**TASK BRIEF**
Output each line exactly as it appears, skipping any embedded picture.

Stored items
--------

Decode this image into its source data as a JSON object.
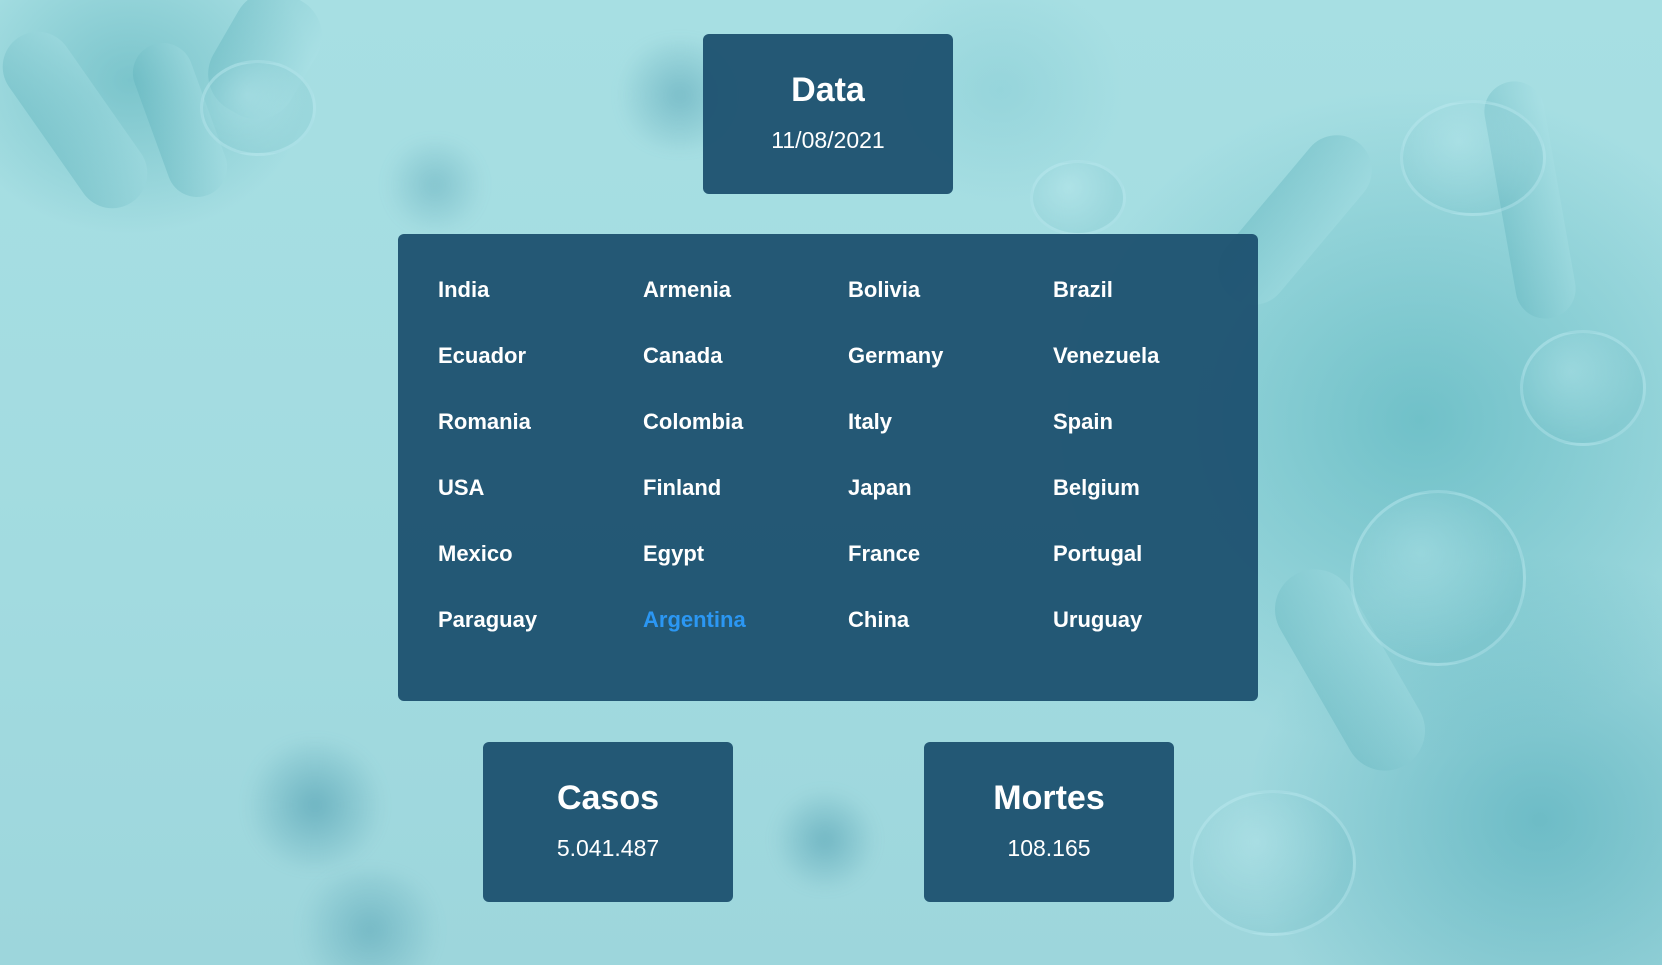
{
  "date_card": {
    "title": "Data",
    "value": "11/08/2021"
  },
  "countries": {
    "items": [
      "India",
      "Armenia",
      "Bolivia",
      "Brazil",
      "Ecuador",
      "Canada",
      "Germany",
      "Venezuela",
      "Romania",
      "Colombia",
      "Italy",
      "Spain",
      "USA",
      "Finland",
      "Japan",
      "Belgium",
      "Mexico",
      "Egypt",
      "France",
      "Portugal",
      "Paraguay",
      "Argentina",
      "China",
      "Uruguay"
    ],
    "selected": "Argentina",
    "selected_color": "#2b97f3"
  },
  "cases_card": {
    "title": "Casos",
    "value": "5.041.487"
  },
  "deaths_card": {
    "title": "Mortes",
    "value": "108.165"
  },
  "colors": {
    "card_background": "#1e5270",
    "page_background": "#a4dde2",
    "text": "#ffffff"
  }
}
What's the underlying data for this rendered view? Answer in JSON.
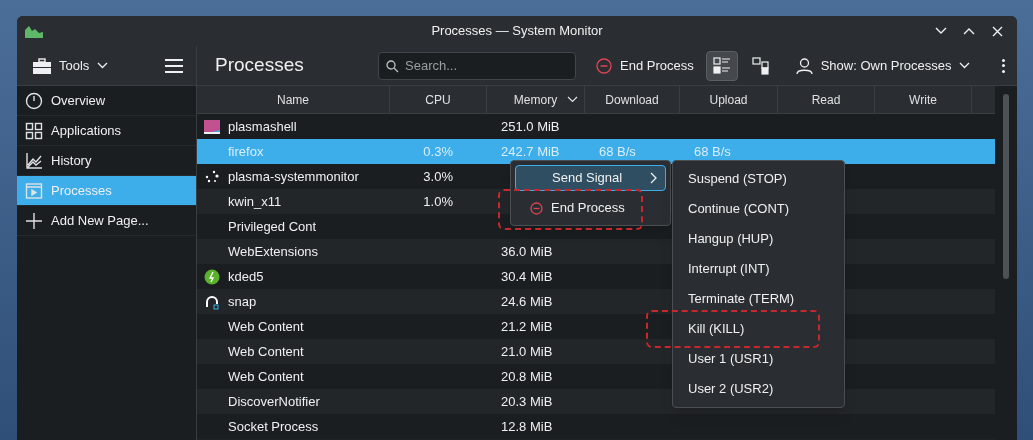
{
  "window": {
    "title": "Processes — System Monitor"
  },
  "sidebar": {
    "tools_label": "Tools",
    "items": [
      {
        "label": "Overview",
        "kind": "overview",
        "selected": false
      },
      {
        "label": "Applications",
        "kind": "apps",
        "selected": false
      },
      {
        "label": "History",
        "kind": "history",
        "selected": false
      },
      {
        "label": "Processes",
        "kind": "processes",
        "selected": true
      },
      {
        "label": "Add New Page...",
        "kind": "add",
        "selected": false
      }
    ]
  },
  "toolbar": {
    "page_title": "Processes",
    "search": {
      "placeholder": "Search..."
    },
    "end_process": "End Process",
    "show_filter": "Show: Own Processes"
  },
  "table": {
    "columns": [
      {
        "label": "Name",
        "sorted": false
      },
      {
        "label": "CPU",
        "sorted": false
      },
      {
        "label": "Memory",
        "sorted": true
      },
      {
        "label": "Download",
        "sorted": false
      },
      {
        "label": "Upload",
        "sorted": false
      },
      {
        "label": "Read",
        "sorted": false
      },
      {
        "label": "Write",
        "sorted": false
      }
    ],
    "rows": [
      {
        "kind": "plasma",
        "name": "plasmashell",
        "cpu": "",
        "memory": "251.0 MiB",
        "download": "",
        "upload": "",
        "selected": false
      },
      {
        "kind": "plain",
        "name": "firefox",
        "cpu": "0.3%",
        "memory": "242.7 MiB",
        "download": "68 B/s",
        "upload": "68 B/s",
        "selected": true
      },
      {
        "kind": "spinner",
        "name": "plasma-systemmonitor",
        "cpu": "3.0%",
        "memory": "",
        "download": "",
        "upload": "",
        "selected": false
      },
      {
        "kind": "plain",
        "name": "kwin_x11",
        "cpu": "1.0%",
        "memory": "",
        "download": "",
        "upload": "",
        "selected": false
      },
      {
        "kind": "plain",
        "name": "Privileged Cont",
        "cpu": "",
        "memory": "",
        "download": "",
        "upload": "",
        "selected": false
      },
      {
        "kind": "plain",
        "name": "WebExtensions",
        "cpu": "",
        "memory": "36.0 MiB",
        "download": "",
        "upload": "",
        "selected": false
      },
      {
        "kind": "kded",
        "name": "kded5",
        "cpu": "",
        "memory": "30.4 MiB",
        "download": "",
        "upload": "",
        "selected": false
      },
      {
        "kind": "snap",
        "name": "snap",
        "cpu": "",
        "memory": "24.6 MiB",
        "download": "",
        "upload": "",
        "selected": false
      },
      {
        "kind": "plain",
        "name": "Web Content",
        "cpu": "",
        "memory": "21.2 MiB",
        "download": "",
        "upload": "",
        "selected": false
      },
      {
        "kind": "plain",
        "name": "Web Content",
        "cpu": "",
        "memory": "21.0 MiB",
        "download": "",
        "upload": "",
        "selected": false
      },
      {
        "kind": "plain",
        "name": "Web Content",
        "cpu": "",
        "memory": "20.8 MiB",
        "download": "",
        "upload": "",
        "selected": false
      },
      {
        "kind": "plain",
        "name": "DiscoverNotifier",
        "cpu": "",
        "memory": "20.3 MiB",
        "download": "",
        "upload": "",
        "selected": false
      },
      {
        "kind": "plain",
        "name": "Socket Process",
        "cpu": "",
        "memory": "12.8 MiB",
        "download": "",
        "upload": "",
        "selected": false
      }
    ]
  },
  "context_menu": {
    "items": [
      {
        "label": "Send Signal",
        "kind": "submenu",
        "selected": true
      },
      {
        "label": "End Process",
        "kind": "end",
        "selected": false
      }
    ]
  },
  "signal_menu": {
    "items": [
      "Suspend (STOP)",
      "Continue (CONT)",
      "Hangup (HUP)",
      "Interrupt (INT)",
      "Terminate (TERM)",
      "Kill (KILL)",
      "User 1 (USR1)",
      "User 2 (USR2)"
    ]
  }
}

--------

**EXERCISE SOLUTION**
Decode this image into its source data as a JSON object.
{
  "date_card": {
    "title": "Data",
    "value": "11/08/2021"
  },
  "countries": {
    "items": [
      "India",
      "Armenia",
      "Bolivia",
      "Brazil",
      "Ecuador",
      "Canada",
      "Germany",
      "Venezuela",
      "Romania",
      "Colombia",
      "Italy",
      "Spain",
      "USA",
      "Finland",
      "Japan",
      "Belgium",
      "Mexico",
      "Egypt",
      "France",
      "Portugal",
      "Paraguay",
      "Argentina",
      "China",
      "Uruguay"
    ],
    "selected": "Argentina",
    "selected_color": "#2b97f3"
  },
  "cases_card": {
    "title": "Casos",
    "value": "5.041.487"
  },
  "deaths_card": {
    "title": "Mortes",
    "value": "108.165"
  },
  "colors": {
    "card_background": "#1e5270",
    "page_background": "#a4dde2",
    "text": "#ffffff"
  }
}
What's the underlying data for this rendered view? Answer in JSON.
{
  "window": {
    "title": "Processes — System Monitor"
  },
  "sidebar": {
    "tools_label": "Tools",
    "items": [
      {
        "label": "Overview",
        "kind": "overview",
        "selected": false
      },
      {
        "label": "Applications",
        "kind": "apps",
        "selected": false
      },
      {
        "label": "History",
        "kind": "history",
        "selected": false
      },
      {
        "label": "Processes",
        "kind": "processes",
        "selected": true
      },
      {
        "label": "Add New Page...",
        "kind": "add",
        "selected": false
      }
    ]
  },
  "toolbar": {
    "page_title": "Processes",
    "search": {
      "placeholder": "Search..."
    },
    "end_process": "End Process",
    "show_filter": "Show: Own Processes"
  },
  "table": {
    "columns": [
      {
        "label": "Name",
        "sorted": false
      },
      {
        "label": "CPU",
        "sorted": false
      },
      {
        "label": "Memory",
        "sorted": true
      },
      {
        "label": "Download",
        "sorted": false
      },
      {
        "label": "Upload",
        "sorted": false
      },
      {
        "label": "Read",
        "sorted": false
      },
      {
        "label": "Write",
        "sorted": false
      }
    ],
    "rows": [
      {
        "kind": "plasma",
        "name": "plasmashell",
        "cpu": "",
        "memory": "251.0 MiB",
        "download": "",
        "upload": "",
        "selected": false
      },
      {
        "kind": "plain",
        "name": "firefox",
        "cpu": "0.3%",
        "memory": "242.7 MiB",
        "download": "68 B/s",
        "upload": "68 B/s",
        "selected": true
      },
      {
        "kind": "spinner",
        "name": "plasma-systemmonitor",
        "cpu": "3.0%",
        "memory": "",
        "download": "",
        "upload": "",
        "selected": false
      },
      {
        "kind": "plain",
        "name": "kwin_x11",
        "cpu": "1.0%",
        "memory": "",
        "download": "",
        "upload": "",
        "selected": false
      },
      {
        "kind": "plain",
        "name": "Privileged Cont",
        "cpu": "",
        "memory": "",
        "download": "",
        "upload": "",
        "selected": false
      },
      {
        "kind": "plain",
        "name": "WebExtensions",
        "cpu": "",
        "memory": "36.0 MiB",
        "download": "",
        "upload": "",
        "selected": false
      },
      {
        "kind": "kded",
        "name": "kded5",
        "cpu": "",
        "memory": "30.4 MiB",
        "download": "",
        "upload": "",
        "selected": false
      },
      {
        "kind": "snap",
        "name": "snap",
        "cpu": "",
        "memory": "24.6 MiB",
        "download": "",
        "upload": "",
        "selected": false
      },
      {
        "kind": "plain",
        "name": "Web Content",
        "cpu": "",
        "memory": "21.2 MiB",
        "download": "",
        "upload": "",
        "selected": false
      },
      {
        "kind": "plain",
        "name": "Web Content",
        "cpu": "",
        "memory": "21.0 MiB",
        "download": "",
        "upload": "",
        "selected": false
      },
      {
        "kind": "plain",
        "name": "Web Content",
        "cpu": "",
        "memory": "20.8 MiB",
        "download": "",
        "upload": "",
        "selected": false
      },
      {
        "kind": "plain",
        "name": "DiscoverNotifier",
        "cpu": "",
        "memory": "20.3 MiB",
        "download": "",
        "upload": "",
        "selected": false
      },
      {
        "kind": "plain",
        "name": "Socket Process",
        "cpu": "",
        "memory": "12.8 MiB",
        "download": "",
        "upload": "",
        "selected": false
      }
    ]
  },
  "context_menu": {
    "items": [
      {
        "label": "Send Signal",
        "kind": "submenu",
        "selected": true
      },
      {
        "label": "End Process",
        "kind": "end",
        "selected": false
      }
    ]
  },
  "signal_menu": {
    "items": [
      "Suspend (STOP)",
      "Continue (CONT)",
      "Hangup (HUP)",
      "Interrupt (INT)",
      "Terminate (TERM)",
      "Kill (KILL)",
      "User 1 (USR1)",
      "User 2 (USR2)"
    ]
  }
}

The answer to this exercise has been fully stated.